Collected data entries

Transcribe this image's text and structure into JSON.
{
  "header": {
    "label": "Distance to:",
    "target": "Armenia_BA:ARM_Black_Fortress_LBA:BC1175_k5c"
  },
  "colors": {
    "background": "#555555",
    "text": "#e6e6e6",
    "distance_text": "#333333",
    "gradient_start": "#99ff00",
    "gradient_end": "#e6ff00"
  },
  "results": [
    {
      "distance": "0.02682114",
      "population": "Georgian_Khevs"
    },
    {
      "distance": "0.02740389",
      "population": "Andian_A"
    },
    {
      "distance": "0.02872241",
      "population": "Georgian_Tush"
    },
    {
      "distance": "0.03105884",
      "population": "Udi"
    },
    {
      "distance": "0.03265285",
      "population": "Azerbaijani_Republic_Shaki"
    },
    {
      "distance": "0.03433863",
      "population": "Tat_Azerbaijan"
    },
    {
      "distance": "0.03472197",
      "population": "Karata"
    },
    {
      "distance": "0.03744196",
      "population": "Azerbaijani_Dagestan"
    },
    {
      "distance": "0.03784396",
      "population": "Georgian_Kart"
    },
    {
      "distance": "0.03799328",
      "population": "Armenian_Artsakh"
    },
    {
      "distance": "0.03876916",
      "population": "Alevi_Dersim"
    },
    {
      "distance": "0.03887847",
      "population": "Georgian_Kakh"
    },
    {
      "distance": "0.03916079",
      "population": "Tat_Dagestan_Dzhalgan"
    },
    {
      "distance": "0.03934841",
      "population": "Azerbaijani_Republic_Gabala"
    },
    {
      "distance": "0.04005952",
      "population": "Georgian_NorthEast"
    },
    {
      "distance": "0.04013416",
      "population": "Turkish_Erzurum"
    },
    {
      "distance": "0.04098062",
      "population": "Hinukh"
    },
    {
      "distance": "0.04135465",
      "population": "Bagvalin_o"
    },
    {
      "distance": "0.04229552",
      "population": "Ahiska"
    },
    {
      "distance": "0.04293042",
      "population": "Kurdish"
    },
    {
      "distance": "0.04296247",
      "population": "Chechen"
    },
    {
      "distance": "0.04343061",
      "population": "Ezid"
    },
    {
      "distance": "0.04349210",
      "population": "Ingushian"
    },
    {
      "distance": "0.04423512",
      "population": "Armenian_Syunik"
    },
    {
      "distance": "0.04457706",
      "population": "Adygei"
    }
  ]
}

**SHORT EXERCISE:** Transcribe all of the lines in the records precisely.

**TASK RESPONSE:**
Transcribe this image's text and structure into JSON.
{
  "header": {
    "label": "Distance to:",
    "target": "Armenia_BA:ARM_Black_Fortress_LBA:BC1175_k5c"
  },
  "colors": {
    "background": "#555555",
    "text": "#e6e6e6",
    "distance_text": "#333333",
    "gradient_start": "#99ff00",
    "gradient_end": "#e6ff00"
  },
  "results": [
    {
      "distance": "0.02682114",
      "population": "Georgian_Khevs"
    },
    {
      "distance": "0.02740389",
      "population": "Andian_A"
    },
    {
      "distance": "0.02872241",
      "population": "Georgian_Tush"
    },
    {
      "distance": "0.03105884",
      "population": "Udi"
    },
    {
      "distance": "0.03265285",
      "population": "Azerbaijani_Republic_Shaki"
    },
    {
      "distance": "0.03433863",
      "population": "Tat_Azerbaijan"
    },
    {
      "distance": "0.03472197",
      "population": "Karata"
    },
    {
      "distance": "0.03744196",
      "population": "Azerbaijani_Dagestan"
    },
    {
      "distance": "0.03784396",
      "population": "Georgian_Kart"
    },
    {
      "distance": "0.03799328",
      "population": "Armenian_Artsakh"
    },
    {
      "distance": "0.03876916",
      "population": "Alevi_Dersim"
    },
    {
      "distance": "0.03887847",
      "population": "Georgian_Kakh"
    },
    {
      "distance": "0.03916079",
      "population": "Tat_Dagestan_Dzhalgan"
    },
    {
      "distance": "0.03934841",
      "population": "Azerbaijani_Republic_Gabala"
    },
    {
      "distance": "0.04005952",
      "population": "Georgian_NorthEast"
    },
    {
      "distance": "0.04013416",
      "population": "Turkish_Erzurum"
    },
    {
      "distance": "0.04098062",
      "population": "Hinukh"
    },
    {
      "distance": "0.04135465",
      "population": "Bagvalin_o"
    },
    {
      "distance": "0.04229552",
      "population": "Ahiska"
    },
    {
      "distance": "0.04293042",
      "population": "Kurdish"
    },
    {
      "distance": "0.04296247",
      "population": "Chechen"
    },
    {
      "distance": "0.04343061",
      "population": "Ezid"
    },
    {
      "distance": "0.04349210",
      "population": "Ingushian"
    },
    {
      "distance": "0.04423512",
      "population": "Armenian_Syunik"
    },
    {
      "distance": "0.04457706",
      "population": "Adygei"
    }
  ]
}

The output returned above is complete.